■ Data shown:
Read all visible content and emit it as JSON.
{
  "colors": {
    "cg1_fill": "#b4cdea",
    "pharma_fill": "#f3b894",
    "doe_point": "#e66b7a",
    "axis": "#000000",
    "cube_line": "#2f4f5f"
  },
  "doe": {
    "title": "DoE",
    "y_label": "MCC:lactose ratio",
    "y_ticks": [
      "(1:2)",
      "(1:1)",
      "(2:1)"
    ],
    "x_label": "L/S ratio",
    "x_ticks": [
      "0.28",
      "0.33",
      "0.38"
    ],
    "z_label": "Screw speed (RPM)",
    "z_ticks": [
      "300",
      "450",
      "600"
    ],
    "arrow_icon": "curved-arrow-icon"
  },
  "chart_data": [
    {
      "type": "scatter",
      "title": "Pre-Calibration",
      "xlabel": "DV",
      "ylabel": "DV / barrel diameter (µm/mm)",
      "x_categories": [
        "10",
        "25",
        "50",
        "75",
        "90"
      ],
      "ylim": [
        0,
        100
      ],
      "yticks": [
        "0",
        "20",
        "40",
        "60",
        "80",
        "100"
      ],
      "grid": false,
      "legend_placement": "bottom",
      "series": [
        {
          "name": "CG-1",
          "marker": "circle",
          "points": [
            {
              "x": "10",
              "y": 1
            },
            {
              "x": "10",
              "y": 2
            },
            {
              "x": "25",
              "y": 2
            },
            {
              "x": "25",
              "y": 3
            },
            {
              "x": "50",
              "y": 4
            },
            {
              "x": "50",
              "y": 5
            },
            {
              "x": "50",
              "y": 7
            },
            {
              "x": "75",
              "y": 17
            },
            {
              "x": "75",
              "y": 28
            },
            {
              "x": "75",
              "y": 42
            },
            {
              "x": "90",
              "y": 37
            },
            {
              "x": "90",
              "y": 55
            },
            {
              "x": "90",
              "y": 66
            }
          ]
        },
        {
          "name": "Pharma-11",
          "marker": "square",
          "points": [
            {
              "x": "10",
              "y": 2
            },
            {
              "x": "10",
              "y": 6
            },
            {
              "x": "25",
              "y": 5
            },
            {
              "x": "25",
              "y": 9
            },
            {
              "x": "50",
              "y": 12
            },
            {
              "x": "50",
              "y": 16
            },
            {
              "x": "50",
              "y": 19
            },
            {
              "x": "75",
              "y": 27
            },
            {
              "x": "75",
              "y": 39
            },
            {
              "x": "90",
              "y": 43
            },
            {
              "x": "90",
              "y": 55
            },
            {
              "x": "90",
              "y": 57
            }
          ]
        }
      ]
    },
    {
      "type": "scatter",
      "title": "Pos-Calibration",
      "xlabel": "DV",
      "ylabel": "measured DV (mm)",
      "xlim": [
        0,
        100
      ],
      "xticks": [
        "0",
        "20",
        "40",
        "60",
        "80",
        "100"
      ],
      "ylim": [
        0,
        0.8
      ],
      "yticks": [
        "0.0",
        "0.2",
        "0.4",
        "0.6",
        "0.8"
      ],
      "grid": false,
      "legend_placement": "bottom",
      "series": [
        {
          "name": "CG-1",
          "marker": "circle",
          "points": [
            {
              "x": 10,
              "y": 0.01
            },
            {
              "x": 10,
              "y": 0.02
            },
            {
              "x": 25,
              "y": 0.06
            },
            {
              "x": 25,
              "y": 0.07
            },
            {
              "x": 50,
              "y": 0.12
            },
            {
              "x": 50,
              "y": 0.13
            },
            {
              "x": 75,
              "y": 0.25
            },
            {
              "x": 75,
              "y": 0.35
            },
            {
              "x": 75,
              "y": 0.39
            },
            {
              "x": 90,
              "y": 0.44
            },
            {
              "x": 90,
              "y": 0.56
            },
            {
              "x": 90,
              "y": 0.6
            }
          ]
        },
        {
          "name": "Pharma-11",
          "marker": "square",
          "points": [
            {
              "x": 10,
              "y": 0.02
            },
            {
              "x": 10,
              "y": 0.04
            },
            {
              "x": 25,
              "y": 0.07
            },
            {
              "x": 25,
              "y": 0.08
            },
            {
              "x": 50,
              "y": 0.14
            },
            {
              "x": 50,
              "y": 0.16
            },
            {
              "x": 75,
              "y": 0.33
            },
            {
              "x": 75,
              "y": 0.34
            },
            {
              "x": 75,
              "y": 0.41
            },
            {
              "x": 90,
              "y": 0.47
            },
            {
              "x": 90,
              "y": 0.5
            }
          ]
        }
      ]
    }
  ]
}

■ Exercise:
From the records above, extract every entry exactly as given.

■ Completed task:
Read all visible content and emit it as JSON.
{
  "colors": {
    "cg1_fill": "#b4cdea",
    "pharma_fill": "#f3b894",
    "doe_point": "#e66b7a",
    "axis": "#000000",
    "cube_line": "#2f4f5f"
  },
  "doe": {
    "title": "DoE",
    "y_label": "MCC:lactose ratio",
    "y_ticks": [
      "(1:2)",
      "(1:1)",
      "(2:1)"
    ],
    "x_label": "L/S ratio",
    "x_ticks": [
      "0.28",
      "0.33",
      "0.38"
    ],
    "z_label": "Screw speed (RPM)",
    "z_ticks": [
      "300",
      "450",
      "600"
    ],
    "arrow_icon": "curved-arrow-icon"
  },
  "chart_data": [
    {
      "type": "scatter",
      "title": "Pre-Calibration",
      "xlabel": "DV",
      "ylabel": "DV / barrel diameter (µm/mm)",
      "x_categories": [
        "10",
        "25",
        "50",
        "75",
        "90"
      ],
      "ylim": [
        0,
        100
      ],
      "yticks": [
        "0",
        "20",
        "40",
        "60",
        "80",
        "100"
      ],
      "grid": false,
      "legend_placement": "bottom",
      "series": [
        {
          "name": "CG-1",
          "marker": "circle",
          "points": [
            {
              "x": "10",
              "y": 1
            },
            {
              "x": "10",
              "y": 2
            },
            {
              "x": "25",
              "y": 2
            },
            {
              "x": "25",
              "y": 3
            },
            {
              "x": "50",
              "y": 4
            },
            {
              "x": "50",
              "y": 5
            },
            {
              "x": "50",
              "y": 7
            },
            {
              "x": "75",
              "y": 17
            },
            {
              "x": "75",
              "y": 28
            },
            {
              "x": "75",
              "y": 42
            },
            {
              "x": "90",
              "y": 37
            },
            {
              "x": "90",
              "y": 55
            },
            {
              "x": "90",
              "y": 66
            }
          ]
        },
        {
          "name": "Pharma-11",
          "marker": "square",
          "points": [
            {
              "x": "10",
              "y": 2
            },
            {
              "x": "10",
              "y": 6
            },
            {
              "x": "25",
              "y": 5
            },
            {
              "x": "25",
              "y": 9
            },
            {
              "x": "50",
              "y": 12
            },
            {
              "x": "50",
              "y": 16
            },
            {
              "x": "50",
              "y": 19
            },
            {
              "x": "75",
              "y": 27
            },
            {
              "x": "75",
              "y": 39
            },
            {
              "x": "90",
              "y": 43
            },
            {
              "x": "90",
              "y": 55
            },
            {
              "x": "90",
              "y": 57
            }
          ]
        }
      ]
    },
    {
      "type": "scatter",
      "title": "Pos-Calibration",
      "xlabel": "DV",
      "ylabel": "measured DV (mm)",
      "xlim": [
        0,
        100
      ],
      "xticks": [
        "0",
        "20",
        "40",
        "60",
        "80",
        "100"
      ],
      "ylim": [
        0,
        0.8
      ],
      "yticks": [
        "0.0",
        "0.2",
        "0.4",
        "0.6",
        "0.8"
      ],
      "grid": false,
      "legend_placement": "bottom",
      "series": [
        {
          "name": "CG-1",
          "marker": "circle",
          "points": [
            {
              "x": 10,
              "y": 0.01
            },
            {
              "x": 10,
              "y": 0.02
            },
            {
              "x": 25,
              "y": 0.06
            },
            {
              "x": 25,
              "y": 0.07
            },
            {
              "x": 50,
              "y": 0.12
            },
            {
              "x": 50,
              "y": 0.13
            },
            {
              "x": 75,
              "y": 0.25
            },
            {
              "x": 75,
              "y": 0.35
            },
            {
              "x": 75,
              "y": 0.39
            },
            {
              "x": 90,
              "y": 0.44
            },
            {
              "x": 90,
              "y": 0.56
            },
            {
              "x": 90,
              "y": 0.6
            }
          ]
        },
        {
          "name": "Pharma-11",
          "marker": "square",
          "points": [
            {
              "x": 10,
              "y": 0.02
            },
            {
              "x": 10,
              "y": 0.04
            },
            {
              "x": 25,
              "y": 0.07
            },
            {
              "x": 25,
              "y": 0.08
            },
            {
              "x": 50,
              "y": 0.14
            },
            {
              "x": 50,
              "y": 0.16
            },
            {
              "x": 75,
              "y": 0.33
            },
            {
              "x": 75,
              "y": 0.34
            },
            {
              "x": 75,
              "y": 0.41
            },
            {
              "x": 90,
              "y": 0.47
            },
            {
              "x": 90,
              "y": 0.5
            }
          ]
        }
      ]
    }
  ]
}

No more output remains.